Material provided =

************

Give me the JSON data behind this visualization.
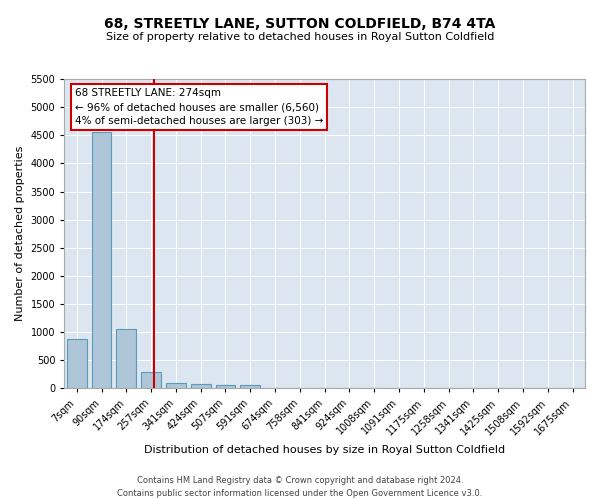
{
  "title": "68, STREETLY LANE, SUTTON COLDFIELD, B74 4TA",
  "subtitle": "Size of property relative to detached houses in Royal Sutton Coldfield",
  "xlabel": "Distribution of detached houses by size in Royal Sutton Coldfield",
  "ylabel": "Number of detached properties",
  "footer_line1": "Contains HM Land Registry data © Crown copyright and database right 2024.",
  "footer_line2": "Contains public sector information licensed under the Open Government Licence v3.0.",
  "categories": [
    "7sqm",
    "90sqm",
    "174sqm",
    "257sqm",
    "341sqm",
    "424sqm",
    "507sqm",
    "591sqm",
    "674sqm",
    "758sqm",
    "841sqm",
    "924sqm",
    "1008sqm",
    "1091sqm",
    "1175sqm",
    "1258sqm",
    "1341sqm",
    "1425sqm",
    "1508sqm",
    "1592sqm",
    "1675sqm"
  ],
  "values": [
    880,
    4550,
    1060,
    290,
    90,
    70,
    60,
    60,
    0,
    0,
    0,
    0,
    0,
    0,
    0,
    0,
    0,
    0,
    0,
    0,
    0
  ],
  "bar_color": "#aec6d8",
  "bar_edge_color": "#5b9bb5",
  "ylim": [
    0,
    5500
  ],
  "yticks": [
    0,
    500,
    1000,
    1500,
    2000,
    2500,
    3000,
    3500,
    4000,
    4500,
    5000,
    5500
  ],
  "annotation_title": "68 STREETLY LANE: 274sqm",
  "annotation_line1": "← 96% of detached houses are smaller (6,560)",
  "annotation_line2": "4% of semi-detached houses are larger (303) →",
  "annotation_box_color": "#ffffff",
  "annotation_box_edge_color": "#cc0000",
  "property_line_color": "#cc0000",
  "plot_background_color": "#dce6f0",
  "grid_color": "#ffffff",
  "title_fontsize": 10,
  "subtitle_fontsize": 8,
  "ylabel_fontsize": 8,
  "xlabel_fontsize": 8,
  "tick_fontsize": 7,
  "footer_fontsize": 6,
  "property_line_x": 3.1
}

************

Send back the data above word for word, with the pictures left out.

Task output =
Give me the JSON data behind this visualization.
{
  "title": "68, STREETLY LANE, SUTTON COLDFIELD, B74 4TA",
  "subtitle": "Size of property relative to detached houses in Royal Sutton Coldfield",
  "xlabel": "Distribution of detached houses by size in Royal Sutton Coldfield",
  "ylabel": "Number of detached properties",
  "footer_line1": "Contains HM Land Registry data © Crown copyright and database right 2024.",
  "footer_line2": "Contains public sector information licensed under the Open Government Licence v3.0.",
  "categories": [
    "7sqm",
    "90sqm",
    "174sqm",
    "257sqm",
    "341sqm",
    "424sqm",
    "507sqm",
    "591sqm",
    "674sqm",
    "758sqm",
    "841sqm",
    "924sqm",
    "1008sqm",
    "1091sqm",
    "1175sqm",
    "1258sqm",
    "1341sqm",
    "1425sqm",
    "1508sqm",
    "1592sqm",
    "1675sqm"
  ],
  "values": [
    880,
    4550,
    1060,
    290,
    90,
    70,
    60,
    60,
    0,
    0,
    0,
    0,
    0,
    0,
    0,
    0,
    0,
    0,
    0,
    0,
    0
  ],
  "bar_color": "#aec6d8",
  "bar_edge_color": "#5b9bb5",
  "ylim": [
    0,
    5500
  ],
  "yticks": [
    0,
    500,
    1000,
    1500,
    2000,
    2500,
    3000,
    3500,
    4000,
    4500,
    5000,
    5500
  ],
  "annotation_title": "68 STREETLY LANE: 274sqm",
  "annotation_line1": "← 96% of detached houses are smaller (6,560)",
  "annotation_line2": "4% of semi-detached houses are larger (303) →",
  "annotation_box_color": "#ffffff",
  "annotation_box_edge_color": "#cc0000",
  "property_line_color": "#cc0000",
  "plot_background_color": "#dce6f0",
  "grid_color": "#ffffff",
  "title_fontsize": 10,
  "subtitle_fontsize": 8,
  "ylabel_fontsize": 8,
  "xlabel_fontsize": 8,
  "tick_fontsize": 7,
  "footer_fontsize": 6,
  "property_line_x": 3.1
}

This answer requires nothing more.